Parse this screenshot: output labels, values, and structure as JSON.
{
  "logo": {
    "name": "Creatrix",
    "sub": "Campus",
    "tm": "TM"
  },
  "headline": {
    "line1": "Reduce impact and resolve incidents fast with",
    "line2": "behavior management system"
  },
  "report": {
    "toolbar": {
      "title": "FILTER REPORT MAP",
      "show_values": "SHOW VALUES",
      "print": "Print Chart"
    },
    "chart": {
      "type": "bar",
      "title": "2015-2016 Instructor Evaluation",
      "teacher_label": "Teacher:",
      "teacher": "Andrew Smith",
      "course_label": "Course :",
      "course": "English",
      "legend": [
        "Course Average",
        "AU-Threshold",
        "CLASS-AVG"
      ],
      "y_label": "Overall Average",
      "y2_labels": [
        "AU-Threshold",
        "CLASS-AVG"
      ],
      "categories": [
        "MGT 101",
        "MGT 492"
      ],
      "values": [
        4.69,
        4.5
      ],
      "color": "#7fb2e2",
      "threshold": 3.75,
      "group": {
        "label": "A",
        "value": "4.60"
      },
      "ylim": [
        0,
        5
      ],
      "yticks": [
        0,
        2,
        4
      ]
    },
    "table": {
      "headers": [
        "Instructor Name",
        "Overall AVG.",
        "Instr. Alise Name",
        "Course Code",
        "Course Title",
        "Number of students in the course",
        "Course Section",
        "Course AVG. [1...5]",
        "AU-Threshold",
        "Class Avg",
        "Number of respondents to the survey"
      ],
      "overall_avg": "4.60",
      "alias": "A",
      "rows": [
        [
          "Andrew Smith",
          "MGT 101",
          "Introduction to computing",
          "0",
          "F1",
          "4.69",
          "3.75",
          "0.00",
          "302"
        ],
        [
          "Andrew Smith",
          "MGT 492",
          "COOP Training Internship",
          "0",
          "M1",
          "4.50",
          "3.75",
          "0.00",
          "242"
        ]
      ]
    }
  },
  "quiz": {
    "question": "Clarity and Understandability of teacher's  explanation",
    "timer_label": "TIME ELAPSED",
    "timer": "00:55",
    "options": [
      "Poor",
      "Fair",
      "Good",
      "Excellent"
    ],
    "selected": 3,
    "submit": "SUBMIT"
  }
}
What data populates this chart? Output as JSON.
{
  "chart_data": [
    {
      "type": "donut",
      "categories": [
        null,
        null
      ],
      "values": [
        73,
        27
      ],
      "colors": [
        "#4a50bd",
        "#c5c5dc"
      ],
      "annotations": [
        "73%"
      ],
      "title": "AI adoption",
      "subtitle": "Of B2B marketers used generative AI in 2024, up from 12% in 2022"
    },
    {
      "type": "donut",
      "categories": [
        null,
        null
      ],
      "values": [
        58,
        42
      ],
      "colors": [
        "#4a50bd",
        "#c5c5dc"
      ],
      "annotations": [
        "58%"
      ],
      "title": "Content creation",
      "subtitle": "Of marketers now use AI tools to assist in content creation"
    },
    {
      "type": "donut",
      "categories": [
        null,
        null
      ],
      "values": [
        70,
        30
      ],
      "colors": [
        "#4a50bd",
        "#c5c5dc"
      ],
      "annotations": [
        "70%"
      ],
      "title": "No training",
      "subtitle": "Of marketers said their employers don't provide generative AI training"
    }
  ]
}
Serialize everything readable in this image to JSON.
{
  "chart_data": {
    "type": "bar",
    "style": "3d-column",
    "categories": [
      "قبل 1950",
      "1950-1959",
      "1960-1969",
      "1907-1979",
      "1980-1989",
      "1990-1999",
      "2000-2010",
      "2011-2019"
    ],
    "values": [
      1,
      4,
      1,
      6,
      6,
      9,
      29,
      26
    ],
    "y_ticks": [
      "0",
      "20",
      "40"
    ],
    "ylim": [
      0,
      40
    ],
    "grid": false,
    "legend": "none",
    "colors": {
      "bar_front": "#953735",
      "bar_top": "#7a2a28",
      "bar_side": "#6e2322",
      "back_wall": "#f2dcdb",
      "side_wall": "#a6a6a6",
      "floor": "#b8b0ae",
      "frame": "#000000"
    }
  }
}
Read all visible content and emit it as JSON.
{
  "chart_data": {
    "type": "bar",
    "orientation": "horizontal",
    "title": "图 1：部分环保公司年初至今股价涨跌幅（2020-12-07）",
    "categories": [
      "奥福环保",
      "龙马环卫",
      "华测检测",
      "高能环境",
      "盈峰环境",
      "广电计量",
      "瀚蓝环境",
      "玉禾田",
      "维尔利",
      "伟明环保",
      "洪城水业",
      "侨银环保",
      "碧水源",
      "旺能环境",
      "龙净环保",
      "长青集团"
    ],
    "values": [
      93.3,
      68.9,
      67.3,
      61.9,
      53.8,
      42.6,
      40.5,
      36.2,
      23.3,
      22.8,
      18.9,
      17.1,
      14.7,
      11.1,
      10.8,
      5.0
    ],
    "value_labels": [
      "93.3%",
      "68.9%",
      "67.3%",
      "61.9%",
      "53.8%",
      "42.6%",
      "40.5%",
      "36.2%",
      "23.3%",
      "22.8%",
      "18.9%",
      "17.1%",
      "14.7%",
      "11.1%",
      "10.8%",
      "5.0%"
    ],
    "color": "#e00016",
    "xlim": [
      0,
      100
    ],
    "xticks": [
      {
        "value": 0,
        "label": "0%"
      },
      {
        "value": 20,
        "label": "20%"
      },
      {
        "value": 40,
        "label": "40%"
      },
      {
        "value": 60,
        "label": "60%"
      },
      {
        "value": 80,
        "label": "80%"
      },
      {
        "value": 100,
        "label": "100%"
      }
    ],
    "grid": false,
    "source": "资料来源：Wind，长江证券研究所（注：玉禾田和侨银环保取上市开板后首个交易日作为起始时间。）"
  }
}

**TASK PROMPT:** Every line of the data above should be reproduced word for word.

**ANSWER TO THIS PROBLEM:**
Parse this screenshot: output labels, values, and structure as JSON.
{
  "logo": {
    "name": "Creatrix",
    "sub": "Campus",
    "tm": "TM"
  },
  "headline": {
    "line1": "Reduce impact and resolve incidents fast with",
    "line2": "behavior management system"
  },
  "report": {
    "toolbar": {
      "title": "FILTER REPORT MAP",
      "show_values": "SHOW VALUES",
      "print": "Print Chart"
    },
    "chart": {
      "type": "bar",
      "title": "2015-2016 Instructor Evaluation",
      "teacher_label": "Teacher:",
      "teacher": "Andrew Smith",
      "course_label": "Course :",
      "course": "English",
      "legend": [
        "Course Average",
        "AU-Threshold",
        "CLASS-AVG"
      ],
      "y_label": "Overall Average",
      "y2_labels": [
        "AU-Threshold",
        "CLASS-AVG"
      ],
      "categories": [
        "MGT 101",
        "MGT 492"
      ],
      "values": [
        4.69,
        4.5
      ],
      "color": "#7fb2e2",
      "threshold": 3.75,
      "group": {
        "label": "A",
        "value": "4.60"
      },
      "ylim": [
        0,
        5
      ],
      "yticks": [
        0,
        2,
        4
      ]
    },
    "table": {
      "headers": [
        "Instructor Name",
        "Overall AVG.",
        "Instr. Alise Name",
        "Course Code",
        "Course Title",
        "Number of students in the course",
        "Course Section",
        "Course AVG. [1...5]",
        "AU-Threshold",
        "Class Avg",
        "Number of respondents to the survey"
      ],
      "overall_avg": "4.60",
      "alias": "A",
      "rows": [
        [
          "Andrew Smith",
          "MGT 101",
          "Introduction to computing",
          "0",
          "F1",
          "4.69",
          "3.75",
          "0.00",
          "302"
        ],
        [
          "Andrew Smith",
          "MGT 492",
          "COOP Training Internship",
          "0",
          "M1",
          "4.50",
          "3.75",
          "0.00",
          "242"
        ]
      ]
    }
  },
  "quiz": {
    "question": "Clarity and Understandability of teacher's  explanation",
    "timer_label": "TIME ELAPSED",
    "timer": "00:55",
    "options": [
      "Poor",
      "Fair",
      "Good",
      "Excellent"
    ],
    "selected": 3,
    "submit": "SUBMIT"
  }
}
What data populates this chart? Output as JSON.
{
  "chart_data": [
    {
      "type": "donut",
      "categories": [
        null,
        null
      ],
      "values": [
        73,
        27
      ],
      "colors": [
        "#4a50bd",
        "#c5c5dc"
      ],
      "annotations": [
        "73%"
      ],
      "title": "AI adoption",
      "subtitle": "Of B2B marketers used generative AI in 2024, up from 12% in 2022"
    },
    {
      "type": "donut",
      "categories": [
        null,
        null
      ],
      "values": [
        58,
        42
      ],
      "colors": [
        "#4a50bd",
        "#c5c5dc"
      ],
      "annotations": [
        "58%"
      ],
      "title": "Content creation",
      "subtitle": "Of marketers now use AI tools to assist in content creation"
    },
    {
      "type": "donut",
      "categories": [
        null,
        null
      ],
      "values": [
        70,
        30
      ],
      "colors": [
        "#4a50bd",
        "#c5c5dc"
      ],
      "annotations": [
        "70%"
      ],
      "title": "No training",
      "subtitle": "Of marketers said their employers don't provide generative AI training"
    }
  ]
}
Serialize everything readable in this image to JSON.
{
  "chart_data": {
    "type": "bar",
    "style": "3d-column",
    "categories": [
      "قبل 1950",
      "1950-1959",
      "1960-1969",
      "1907-1979",
      "1980-1989",
      "1990-1999",
      "2000-2010",
      "2011-2019"
    ],
    "values": [
      1,
      4,
      1,
      6,
      6,
      9,
      29,
      26
    ],
    "y_ticks": [
      "0",
      "20",
      "40"
    ],
    "ylim": [
      0,
      40
    ],
    "grid": false,
    "legend": "none",
    "colors": {
      "bar_front": "#953735",
      "bar_top": "#7a2a28",
      "bar_side": "#6e2322",
      "back_wall": "#f2dcdb",
      "side_wall": "#a6a6a6",
      "floor": "#b8b0ae",
      "frame": "#000000"
    }
  }
}
Read all visible content and emit it as JSON.
{
  "chart_data": {
    "type": "bar",
    "orientation": "horizontal",
    "title": "图 1：部分环保公司年初至今股价涨跌幅（2020-12-07）",
    "categories": [
      "奥福环保",
      "龙马环卫",
      "华测检测",
      "高能环境",
      "盈峰环境",
      "广电计量",
      "瀚蓝环境",
      "玉禾田",
      "维尔利",
      "伟明环保",
      "洪城水业",
      "侨银环保",
      "碧水源",
      "旺能环境",
      "龙净环保",
      "长青集团"
    ],
    "values": [
      93.3,
      68.9,
      67.3,
      61.9,
      53.8,
      42.6,
      40.5,
      36.2,
      23.3,
      22.8,
      18.9,
      17.1,
      14.7,
      11.1,
      10.8,
      5.0
    ],
    "value_labels": [
      "93.3%",
      "68.9%",
      "67.3%",
      "61.9%",
      "53.8%",
      "42.6%",
      "40.5%",
      "36.2%",
      "23.3%",
      "22.8%",
      "18.9%",
      "17.1%",
      "14.7%",
      "11.1%",
      "10.8%",
      "5.0%"
    ],
    "color": "#e00016",
    "xlim": [
      0,
      100
    ],
    "xticks": [
      {
        "value": 0,
        "label": "0%"
      },
      {
        "value": 20,
        "label": "20%"
      },
      {
        "value": 40,
        "label": "40%"
      },
      {
        "value": 60,
        "label": "60%"
      },
      {
        "value": 80,
        "label": "80%"
      },
      {
        "value": 100,
        "label": "100%"
      }
    ],
    "grid": false,
    "source": "资料来源：Wind，长江证券研究所（注：玉禾田和侨银环保取上市开板后首个交易日作为起始时间。）"
  }
}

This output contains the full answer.